→ RECORD EXCERPTS:
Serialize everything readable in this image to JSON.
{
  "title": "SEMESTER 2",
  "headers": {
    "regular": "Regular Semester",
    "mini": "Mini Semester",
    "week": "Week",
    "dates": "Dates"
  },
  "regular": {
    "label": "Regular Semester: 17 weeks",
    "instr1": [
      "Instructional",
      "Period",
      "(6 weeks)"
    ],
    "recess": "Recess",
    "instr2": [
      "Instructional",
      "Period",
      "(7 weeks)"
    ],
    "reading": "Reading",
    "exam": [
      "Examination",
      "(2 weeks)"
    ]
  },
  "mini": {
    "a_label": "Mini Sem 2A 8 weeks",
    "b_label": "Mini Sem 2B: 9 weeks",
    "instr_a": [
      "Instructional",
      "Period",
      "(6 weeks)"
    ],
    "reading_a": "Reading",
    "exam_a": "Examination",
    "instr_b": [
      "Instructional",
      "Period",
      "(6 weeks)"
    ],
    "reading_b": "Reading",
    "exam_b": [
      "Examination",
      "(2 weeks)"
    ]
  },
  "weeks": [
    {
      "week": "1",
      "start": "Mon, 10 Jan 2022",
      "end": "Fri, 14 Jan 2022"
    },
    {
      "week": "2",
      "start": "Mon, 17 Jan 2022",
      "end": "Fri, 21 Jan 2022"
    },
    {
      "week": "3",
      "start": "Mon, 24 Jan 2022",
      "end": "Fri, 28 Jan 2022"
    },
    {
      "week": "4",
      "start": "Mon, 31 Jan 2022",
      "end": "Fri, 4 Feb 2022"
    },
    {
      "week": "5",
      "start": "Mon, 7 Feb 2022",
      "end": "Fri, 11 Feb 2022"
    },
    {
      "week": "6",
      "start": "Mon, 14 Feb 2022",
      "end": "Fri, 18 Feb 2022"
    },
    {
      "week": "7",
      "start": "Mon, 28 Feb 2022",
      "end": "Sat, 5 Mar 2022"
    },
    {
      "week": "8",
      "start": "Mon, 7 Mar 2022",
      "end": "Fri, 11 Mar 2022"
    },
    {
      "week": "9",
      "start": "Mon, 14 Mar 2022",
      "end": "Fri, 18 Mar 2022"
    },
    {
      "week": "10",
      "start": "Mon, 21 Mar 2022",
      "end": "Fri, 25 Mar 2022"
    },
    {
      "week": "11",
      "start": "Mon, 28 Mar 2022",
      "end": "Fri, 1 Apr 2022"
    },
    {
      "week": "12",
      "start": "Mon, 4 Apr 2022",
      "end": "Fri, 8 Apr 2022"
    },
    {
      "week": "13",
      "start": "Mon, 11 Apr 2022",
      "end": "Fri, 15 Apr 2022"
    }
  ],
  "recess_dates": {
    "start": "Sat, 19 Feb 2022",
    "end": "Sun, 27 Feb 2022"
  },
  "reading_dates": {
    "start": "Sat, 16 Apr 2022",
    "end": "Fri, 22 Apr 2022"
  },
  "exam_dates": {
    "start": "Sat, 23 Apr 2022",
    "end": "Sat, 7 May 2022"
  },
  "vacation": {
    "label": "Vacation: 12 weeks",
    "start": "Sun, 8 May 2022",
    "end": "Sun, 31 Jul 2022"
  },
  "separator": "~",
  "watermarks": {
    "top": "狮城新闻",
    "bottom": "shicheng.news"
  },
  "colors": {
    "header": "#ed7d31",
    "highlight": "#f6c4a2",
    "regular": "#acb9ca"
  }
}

→ TASK PROMPT: From the records above, pull out each line that has "weeks".

→ TASK ANSWER:
    "label": "Regular Semester: 17 weeks",
      "(6 weeks)"
      "(7 weeks)"
      "(2 weeks)"
    "a_label": "Mini Sem 2A 8 weeks",
    "b_label": "Mini Sem 2B: 9 weeks",
      "(6 weeks)"
      "(6 weeks)"
      "(2 weeks)"
  "weeks": [
    "label": "Vacation: 12 weeks",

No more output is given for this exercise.